===== RECORDS FOR THE EXERCISE

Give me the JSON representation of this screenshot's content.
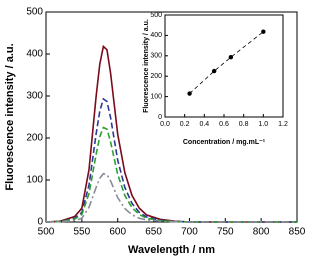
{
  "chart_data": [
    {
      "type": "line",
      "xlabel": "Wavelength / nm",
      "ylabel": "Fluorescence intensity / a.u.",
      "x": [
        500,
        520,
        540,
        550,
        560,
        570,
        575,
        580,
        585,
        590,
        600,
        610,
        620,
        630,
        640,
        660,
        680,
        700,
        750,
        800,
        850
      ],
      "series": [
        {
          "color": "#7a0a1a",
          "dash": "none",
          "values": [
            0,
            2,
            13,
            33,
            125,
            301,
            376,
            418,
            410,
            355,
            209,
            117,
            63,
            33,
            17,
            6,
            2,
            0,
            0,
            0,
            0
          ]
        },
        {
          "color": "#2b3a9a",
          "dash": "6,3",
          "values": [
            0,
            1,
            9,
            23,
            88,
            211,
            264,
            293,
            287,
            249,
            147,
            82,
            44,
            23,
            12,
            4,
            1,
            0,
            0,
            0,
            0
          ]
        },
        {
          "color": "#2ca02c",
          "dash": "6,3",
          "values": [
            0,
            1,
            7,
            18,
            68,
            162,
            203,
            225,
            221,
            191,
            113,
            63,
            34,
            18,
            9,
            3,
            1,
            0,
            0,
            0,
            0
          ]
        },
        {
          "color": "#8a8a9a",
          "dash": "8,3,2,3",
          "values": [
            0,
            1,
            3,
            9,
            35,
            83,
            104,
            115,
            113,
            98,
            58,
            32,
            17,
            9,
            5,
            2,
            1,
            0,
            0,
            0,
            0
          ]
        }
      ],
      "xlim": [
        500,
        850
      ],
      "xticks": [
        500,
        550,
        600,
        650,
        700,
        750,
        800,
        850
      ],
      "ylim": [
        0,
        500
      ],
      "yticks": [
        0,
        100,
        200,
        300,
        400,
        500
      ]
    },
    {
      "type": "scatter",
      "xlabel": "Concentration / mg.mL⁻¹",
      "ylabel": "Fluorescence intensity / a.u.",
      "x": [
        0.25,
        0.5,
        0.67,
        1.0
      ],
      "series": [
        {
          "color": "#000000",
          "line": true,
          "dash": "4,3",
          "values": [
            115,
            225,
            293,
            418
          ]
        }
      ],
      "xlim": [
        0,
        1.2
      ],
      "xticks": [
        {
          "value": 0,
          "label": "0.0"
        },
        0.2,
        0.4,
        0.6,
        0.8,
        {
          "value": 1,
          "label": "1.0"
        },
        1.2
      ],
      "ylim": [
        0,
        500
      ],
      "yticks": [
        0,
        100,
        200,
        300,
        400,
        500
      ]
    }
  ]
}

==========
===== RECORDS FOR THE EXERCISE

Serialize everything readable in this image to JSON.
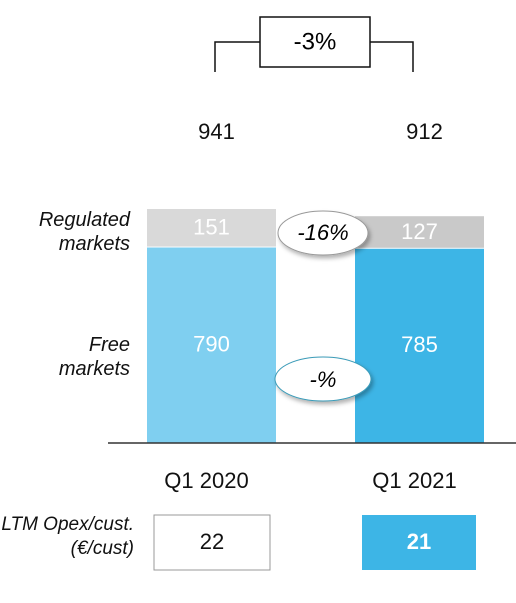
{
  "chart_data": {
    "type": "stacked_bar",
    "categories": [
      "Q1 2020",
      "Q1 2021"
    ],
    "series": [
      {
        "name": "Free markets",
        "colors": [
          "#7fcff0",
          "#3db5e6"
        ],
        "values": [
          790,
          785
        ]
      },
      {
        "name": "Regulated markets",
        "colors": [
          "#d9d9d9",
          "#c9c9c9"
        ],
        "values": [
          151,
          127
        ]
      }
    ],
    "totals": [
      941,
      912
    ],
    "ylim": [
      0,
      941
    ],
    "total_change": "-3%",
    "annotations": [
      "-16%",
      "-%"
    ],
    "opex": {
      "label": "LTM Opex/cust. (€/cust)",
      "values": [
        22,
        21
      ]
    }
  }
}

==========

◆ OBJECTIVE: Gather all lines from the listing above in which "this" occurs.

◆ RESULT OF THE TASK:
Give me the JSON representation of this screenshot's content.
Serialize everything readable in this image to JSON.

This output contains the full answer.